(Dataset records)
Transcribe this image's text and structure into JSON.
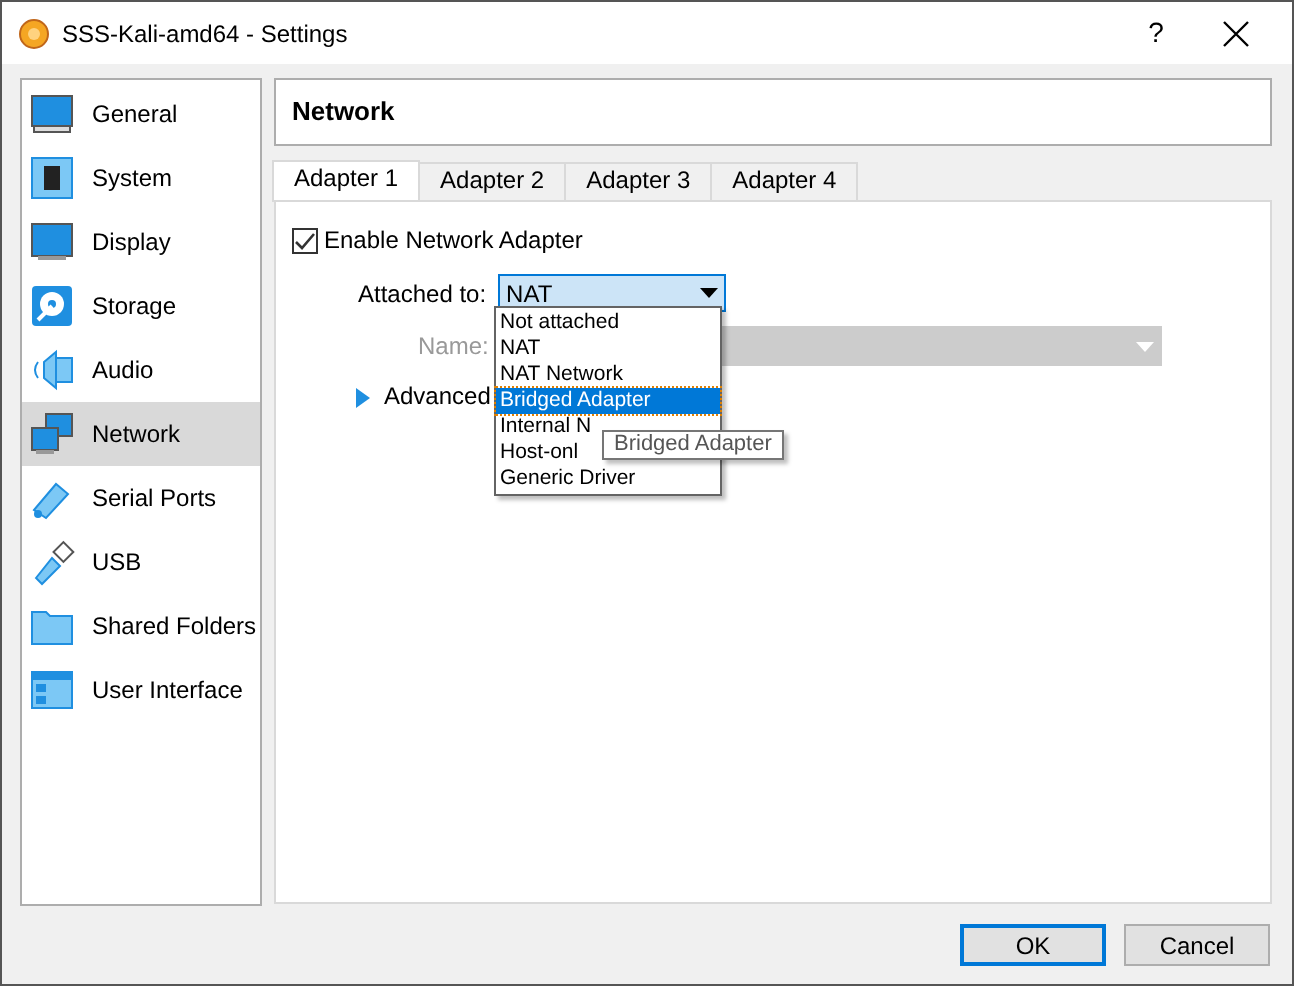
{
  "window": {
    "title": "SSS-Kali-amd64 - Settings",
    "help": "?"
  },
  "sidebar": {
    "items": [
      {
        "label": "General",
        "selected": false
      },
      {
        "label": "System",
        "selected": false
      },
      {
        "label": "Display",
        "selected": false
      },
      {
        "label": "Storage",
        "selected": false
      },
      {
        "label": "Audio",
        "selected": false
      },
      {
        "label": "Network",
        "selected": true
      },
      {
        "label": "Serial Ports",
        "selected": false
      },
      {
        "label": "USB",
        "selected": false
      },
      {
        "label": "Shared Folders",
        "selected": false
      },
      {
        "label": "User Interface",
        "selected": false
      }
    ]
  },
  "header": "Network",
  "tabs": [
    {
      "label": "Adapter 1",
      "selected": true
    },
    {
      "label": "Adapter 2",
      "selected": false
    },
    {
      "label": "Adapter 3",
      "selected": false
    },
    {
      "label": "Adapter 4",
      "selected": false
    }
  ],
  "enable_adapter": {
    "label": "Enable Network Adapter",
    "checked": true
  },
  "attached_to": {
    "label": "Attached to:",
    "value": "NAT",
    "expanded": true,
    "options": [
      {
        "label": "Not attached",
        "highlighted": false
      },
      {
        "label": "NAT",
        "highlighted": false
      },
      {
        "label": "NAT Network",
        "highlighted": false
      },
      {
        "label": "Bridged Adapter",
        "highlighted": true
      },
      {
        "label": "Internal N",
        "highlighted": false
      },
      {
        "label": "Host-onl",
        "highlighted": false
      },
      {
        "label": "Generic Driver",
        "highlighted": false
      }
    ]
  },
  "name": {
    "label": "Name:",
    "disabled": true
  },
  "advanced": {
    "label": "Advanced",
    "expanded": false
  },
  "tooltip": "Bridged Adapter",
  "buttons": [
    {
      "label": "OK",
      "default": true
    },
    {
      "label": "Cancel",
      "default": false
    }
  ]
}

Your task: Reproduce all entries without any change, and omit the pictures.

Correct response:
Transcribe this image's text and structure into JSON.
{
  "window": {
    "title": "SSS-Kali-amd64 - Settings",
    "help": "?"
  },
  "sidebar": {
    "items": [
      {
        "label": "General",
        "selected": false
      },
      {
        "label": "System",
        "selected": false
      },
      {
        "label": "Display",
        "selected": false
      },
      {
        "label": "Storage",
        "selected": false
      },
      {
        "label": "Audio",
        "selected": false
      },
      {
        "label": "Network",
        "selected": true
      },
      {
        "label": "Serial Ports",
        "selected": false
      },
      {
        "label": "USB",
        "selected": false
      },
      {
        "label": "Shared Folders",
        "selected": false
      },
      {
        "label": "User Interface",
        "selected": false
      }
    ]
  },
  "header": "Network",
  "tabs": [
    {
      "label": "Adapter 1",
      "selected": true
    },
    {
      "label": "Adapter 2",
      "selected": false
    },
    {
      "label": "Adapter 3",
      "selected": false
    },
    {
      "label": "Adapter 4",
      "selected": false
    }
  ],
  "enable_adapter": {
    "label": "Enable Network Adapter",
    "checked": true
  },
  "attached_to": {
    "label": "Attached to:",
    "value": "NAT",
    "expanded": true,
    "options": [
      {
        "label": "Not attached",
        "highlighted": false
      },
      {
        "label": "NAT",
        "highlighted": false
      },
      {
        "label": "NAT Network",
        "highlighted": false
      },
      {
        "label": "Bridged Adapter",
        "highlighted": true
      },
      {
        "label": "Internal N",
        "highlighted": false
      },
      {
        "label": "Host-onl",
        "highlighted": false
      },
      {
        "label": "Generic Driver",
        "highlighted": false
      }
    ]
  },
  "name": {
    "label": "Name:",
    "disabled": true
  },
  "advanced": {
    "label": "Advanced",
    "expanded": false
  },
  "tooltip": "Bridged Adapter",
  "buttons": [
    {
      "label": "OK",
      "default": true
    },
    {
      "label": "Cancel",
      "default": false
    }
  ]
}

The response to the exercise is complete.